#### WORK TO COMPLETE
Write out each line from the data below that includes the word "true".

Part of a data file:
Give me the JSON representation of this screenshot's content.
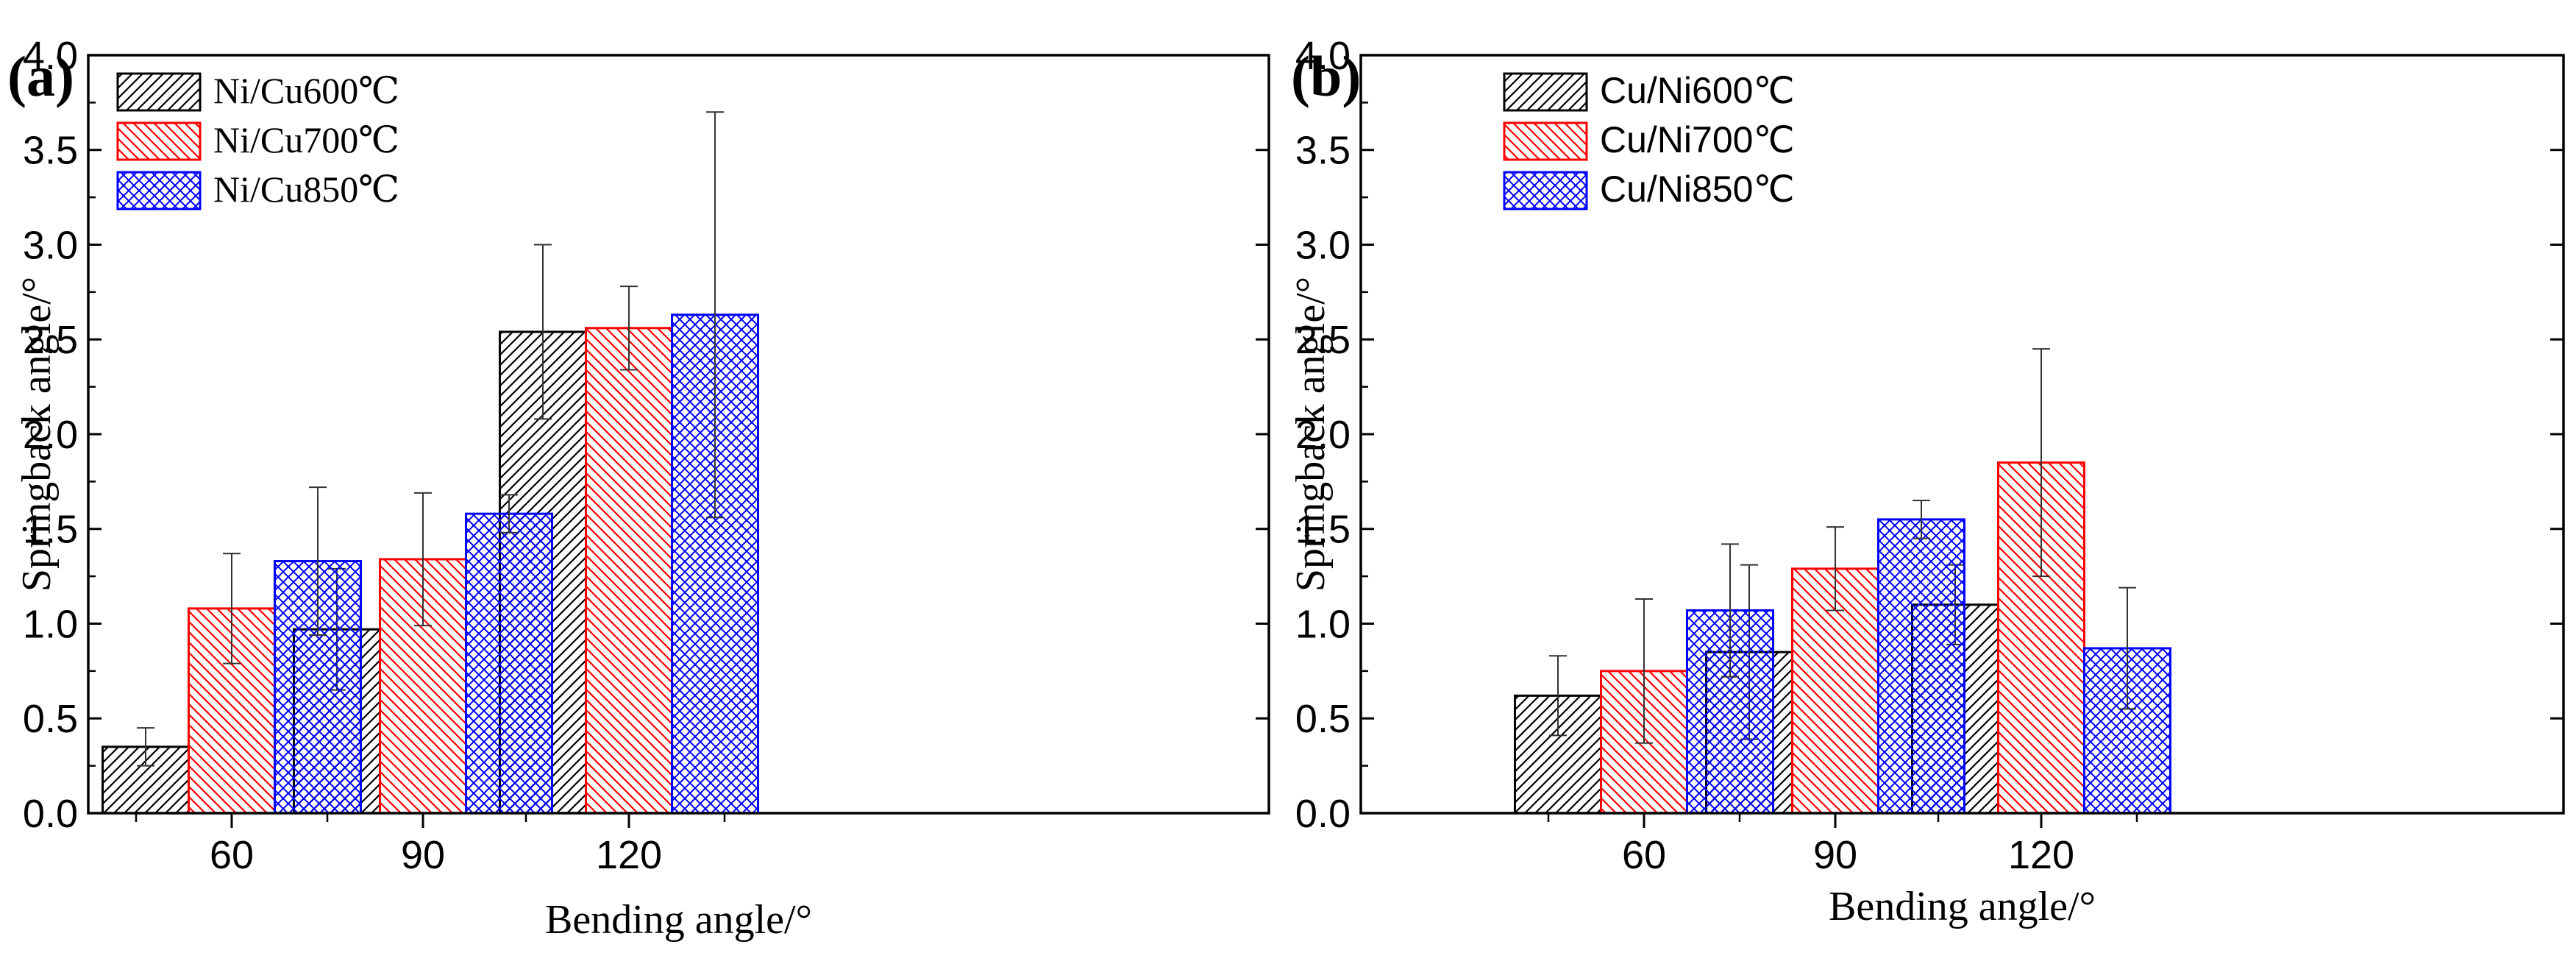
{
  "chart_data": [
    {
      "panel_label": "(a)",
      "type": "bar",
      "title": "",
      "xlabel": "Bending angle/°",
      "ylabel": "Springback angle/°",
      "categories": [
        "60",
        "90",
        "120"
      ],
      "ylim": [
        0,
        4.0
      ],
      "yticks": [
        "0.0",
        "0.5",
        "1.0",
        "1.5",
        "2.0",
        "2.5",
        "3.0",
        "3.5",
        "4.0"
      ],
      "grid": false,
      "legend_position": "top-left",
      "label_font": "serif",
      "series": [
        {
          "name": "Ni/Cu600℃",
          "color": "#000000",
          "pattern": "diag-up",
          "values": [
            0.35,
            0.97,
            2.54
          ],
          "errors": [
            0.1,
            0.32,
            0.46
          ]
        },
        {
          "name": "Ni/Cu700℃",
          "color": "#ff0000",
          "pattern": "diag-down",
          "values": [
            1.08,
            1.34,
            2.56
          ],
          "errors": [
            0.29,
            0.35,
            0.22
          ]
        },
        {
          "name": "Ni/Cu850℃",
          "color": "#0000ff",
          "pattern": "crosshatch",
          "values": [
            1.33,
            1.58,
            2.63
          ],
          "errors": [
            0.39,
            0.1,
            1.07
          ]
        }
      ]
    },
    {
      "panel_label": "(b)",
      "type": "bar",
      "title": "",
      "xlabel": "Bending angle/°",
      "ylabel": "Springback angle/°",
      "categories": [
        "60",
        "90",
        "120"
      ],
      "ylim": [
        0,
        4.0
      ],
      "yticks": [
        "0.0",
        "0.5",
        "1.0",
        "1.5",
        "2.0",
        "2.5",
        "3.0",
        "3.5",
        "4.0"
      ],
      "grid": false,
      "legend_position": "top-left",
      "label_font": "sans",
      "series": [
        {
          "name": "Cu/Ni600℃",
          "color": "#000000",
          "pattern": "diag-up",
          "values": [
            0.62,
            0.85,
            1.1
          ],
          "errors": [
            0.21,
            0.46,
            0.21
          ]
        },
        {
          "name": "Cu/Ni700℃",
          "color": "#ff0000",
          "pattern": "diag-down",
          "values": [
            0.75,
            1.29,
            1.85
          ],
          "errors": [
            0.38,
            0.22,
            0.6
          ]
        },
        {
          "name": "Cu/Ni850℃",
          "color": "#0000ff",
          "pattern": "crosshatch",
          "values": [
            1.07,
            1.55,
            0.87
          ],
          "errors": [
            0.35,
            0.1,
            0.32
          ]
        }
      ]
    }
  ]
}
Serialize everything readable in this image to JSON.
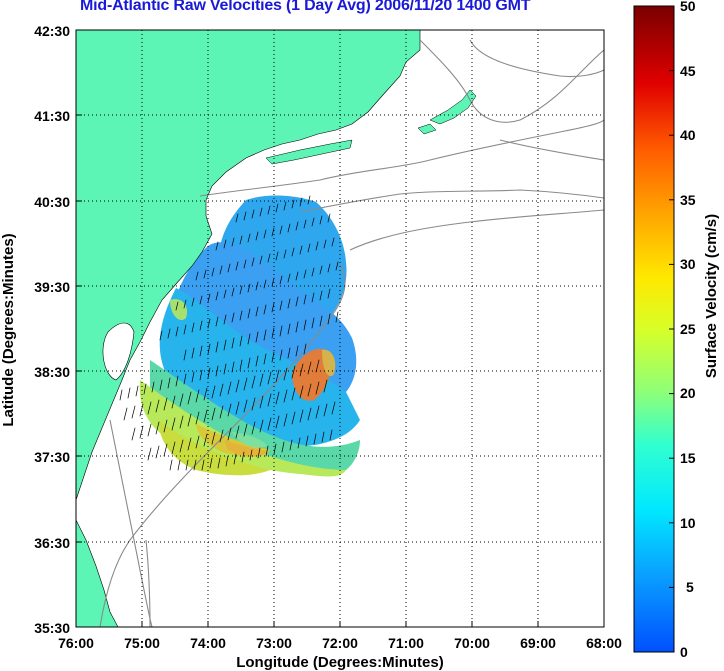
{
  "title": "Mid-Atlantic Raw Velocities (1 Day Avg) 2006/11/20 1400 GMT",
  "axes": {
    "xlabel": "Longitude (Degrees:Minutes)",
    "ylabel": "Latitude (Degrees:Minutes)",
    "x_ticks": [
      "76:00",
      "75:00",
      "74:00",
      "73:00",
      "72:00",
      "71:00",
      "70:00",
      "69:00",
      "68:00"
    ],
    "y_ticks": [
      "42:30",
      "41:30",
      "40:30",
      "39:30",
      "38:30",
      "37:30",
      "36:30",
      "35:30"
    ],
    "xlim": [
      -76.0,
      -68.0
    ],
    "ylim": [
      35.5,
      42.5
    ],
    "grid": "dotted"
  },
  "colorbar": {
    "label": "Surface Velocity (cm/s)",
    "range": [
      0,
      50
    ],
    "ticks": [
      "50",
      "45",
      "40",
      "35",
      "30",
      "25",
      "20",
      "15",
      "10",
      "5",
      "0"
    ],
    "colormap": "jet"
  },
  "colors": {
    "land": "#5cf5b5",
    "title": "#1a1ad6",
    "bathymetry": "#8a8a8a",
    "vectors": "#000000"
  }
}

==

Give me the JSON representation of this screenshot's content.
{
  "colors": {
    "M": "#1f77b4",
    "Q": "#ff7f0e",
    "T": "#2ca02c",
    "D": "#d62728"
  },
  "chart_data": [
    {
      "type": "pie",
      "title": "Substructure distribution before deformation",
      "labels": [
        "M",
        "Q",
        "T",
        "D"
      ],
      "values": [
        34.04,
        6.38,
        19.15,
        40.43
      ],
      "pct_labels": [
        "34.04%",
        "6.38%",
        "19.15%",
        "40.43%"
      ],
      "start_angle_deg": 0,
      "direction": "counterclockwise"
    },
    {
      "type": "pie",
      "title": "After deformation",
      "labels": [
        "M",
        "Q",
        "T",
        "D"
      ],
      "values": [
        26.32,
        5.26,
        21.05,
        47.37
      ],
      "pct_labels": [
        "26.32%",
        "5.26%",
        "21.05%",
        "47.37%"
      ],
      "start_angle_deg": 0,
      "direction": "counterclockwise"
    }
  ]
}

* * *

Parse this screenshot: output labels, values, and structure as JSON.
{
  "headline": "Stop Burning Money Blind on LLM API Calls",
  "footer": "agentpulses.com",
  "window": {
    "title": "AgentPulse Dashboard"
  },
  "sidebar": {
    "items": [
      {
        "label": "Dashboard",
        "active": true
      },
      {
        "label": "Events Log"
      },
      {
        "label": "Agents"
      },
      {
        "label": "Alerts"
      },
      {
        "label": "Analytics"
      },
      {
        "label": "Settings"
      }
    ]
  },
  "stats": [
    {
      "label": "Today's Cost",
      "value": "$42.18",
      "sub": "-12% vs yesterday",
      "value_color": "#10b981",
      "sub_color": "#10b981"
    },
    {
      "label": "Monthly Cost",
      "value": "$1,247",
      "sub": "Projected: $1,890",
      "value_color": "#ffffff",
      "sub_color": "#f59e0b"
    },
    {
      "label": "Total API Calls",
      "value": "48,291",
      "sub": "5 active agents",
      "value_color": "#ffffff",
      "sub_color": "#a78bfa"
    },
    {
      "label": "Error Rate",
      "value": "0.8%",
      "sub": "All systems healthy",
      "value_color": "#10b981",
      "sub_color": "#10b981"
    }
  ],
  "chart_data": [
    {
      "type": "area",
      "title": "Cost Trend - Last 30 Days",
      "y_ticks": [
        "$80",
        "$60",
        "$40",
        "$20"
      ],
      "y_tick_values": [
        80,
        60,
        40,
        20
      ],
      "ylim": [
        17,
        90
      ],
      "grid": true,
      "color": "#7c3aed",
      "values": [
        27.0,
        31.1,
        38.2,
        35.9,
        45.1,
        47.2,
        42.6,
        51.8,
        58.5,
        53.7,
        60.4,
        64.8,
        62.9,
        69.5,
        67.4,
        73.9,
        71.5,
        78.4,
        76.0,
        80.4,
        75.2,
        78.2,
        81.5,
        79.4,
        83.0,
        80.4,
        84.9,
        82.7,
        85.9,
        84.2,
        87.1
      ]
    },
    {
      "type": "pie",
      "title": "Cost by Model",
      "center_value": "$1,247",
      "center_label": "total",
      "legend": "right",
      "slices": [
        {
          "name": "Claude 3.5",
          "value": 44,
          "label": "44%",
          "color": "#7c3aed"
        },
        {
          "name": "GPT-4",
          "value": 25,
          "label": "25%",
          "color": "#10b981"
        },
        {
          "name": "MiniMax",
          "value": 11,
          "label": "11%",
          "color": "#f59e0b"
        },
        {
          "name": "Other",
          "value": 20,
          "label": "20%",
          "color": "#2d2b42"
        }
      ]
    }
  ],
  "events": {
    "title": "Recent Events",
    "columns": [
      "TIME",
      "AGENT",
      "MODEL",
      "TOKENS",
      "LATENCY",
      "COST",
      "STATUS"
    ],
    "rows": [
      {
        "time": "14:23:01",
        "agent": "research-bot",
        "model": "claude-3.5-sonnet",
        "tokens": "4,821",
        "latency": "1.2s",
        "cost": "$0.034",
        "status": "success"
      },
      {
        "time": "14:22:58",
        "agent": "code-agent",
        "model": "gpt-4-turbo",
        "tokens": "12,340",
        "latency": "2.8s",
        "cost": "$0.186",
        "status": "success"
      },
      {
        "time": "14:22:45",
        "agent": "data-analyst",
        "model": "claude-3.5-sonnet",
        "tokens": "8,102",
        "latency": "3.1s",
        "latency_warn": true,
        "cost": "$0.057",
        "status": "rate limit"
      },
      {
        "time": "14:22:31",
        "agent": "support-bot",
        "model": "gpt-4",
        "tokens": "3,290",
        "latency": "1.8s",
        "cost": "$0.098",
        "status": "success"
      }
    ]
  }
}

#### SOLUTION FOR THIS TASK
        "active": true
      "grid": true,
        "latency_warn": true,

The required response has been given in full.